* [Provided data]:
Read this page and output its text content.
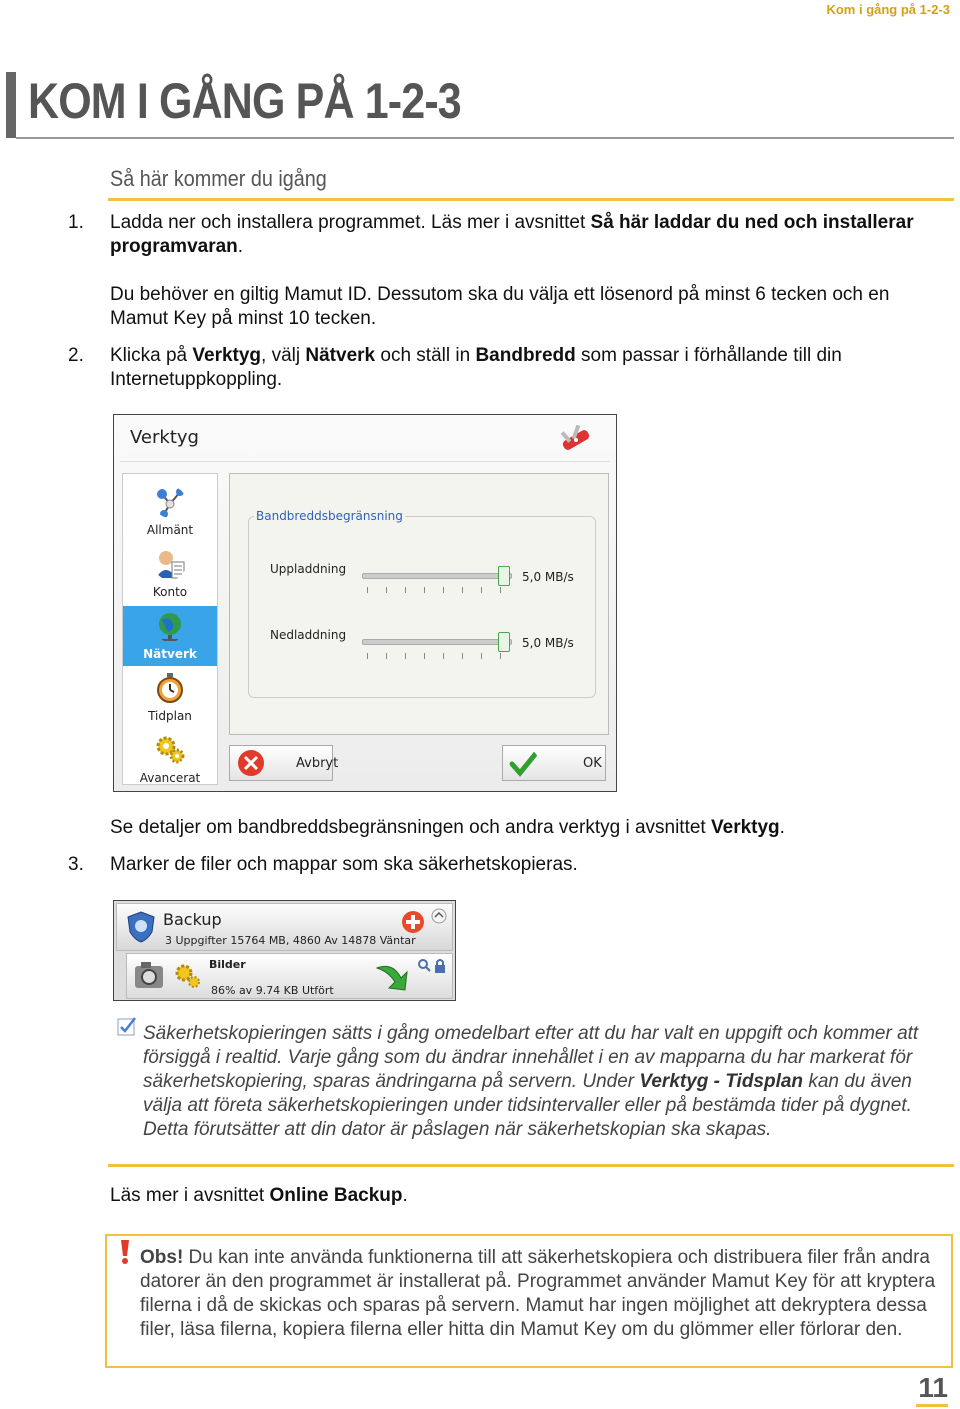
Kom i gång på 1-2-3
KOM I GÅNG PÅ 1-2-3
Så här kommer du igång
1. Ladda ner och installera programmet. Läs mer i avsnittet Så här laddar du ned och installerar programvaran.
Du behöver en giltig Mamut ID. Dessutom ska du välja ett lösenord på minst 6 tecken och en Mamut Key på minst 10 tecken.
2. Klicka på Verktyg, välj Nätverk och ställ in Bandbredd som passar i förhållande till din Internetuppkoppling.
Verktyg
Allmänt
Konto
Nätverk
Tidplan
Avancerat
Bandbreddsbegränsning
Uppladdning
5,0 MB/s
Nedladdning
5,0 MB/s
Avbryt	OK
Se detaljer om bandbreddsbegränsningen och andra verktyg i avsnittet Verktyg.
3. Marker de filer och mappar som ska säkerhetskopieras.
Backup
3 Uppgifter 15764 MB, 4860 Av 14878 Väntar
Bilder
86% av 9.74 KB Utfört
Säkerhetskopieringen sätts i gång omedelbart efter att du har valt en uppgift och kommer att försiggå i realtid. Varje gång som du ändrar innehållet i en av mapparna du har markerat för säkerhetskopiering, sparas ändringarna på servern. Under Verktyg - Tidsplan kan du även välja att företa säkerhetskopieringen under tidsintervaller eller på bestämda tider på dygnet. Detta förutsätter att din dator är påslagen när säkerhetskopian ska skapas.
Läs mer i avsnittet Online Backup.
Obs! Du kan inte använda funktionerna till att säkerhetskopiera och distribuera filer från andra datorer än den programmet är installerat på. Programmet använder Mamut Key för att kryptera filerna i då de skickas och sparas på servern. Mamut har ingen möjlighet att dekryptera dessa filer, läsa filerna, kopiera filerna eller hitta din Mamut Key om du glömmer eller förlorar den.
11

* [Exercise instructions]: Which lines hold the word "Nätverk"? Copy every one of them.

* [Expected answer]:
2. Klicka på Verktyg, välj Nätverk och ställ in Bandbredd som passar i förhållande till din Internetuppkoppling.
Nätverk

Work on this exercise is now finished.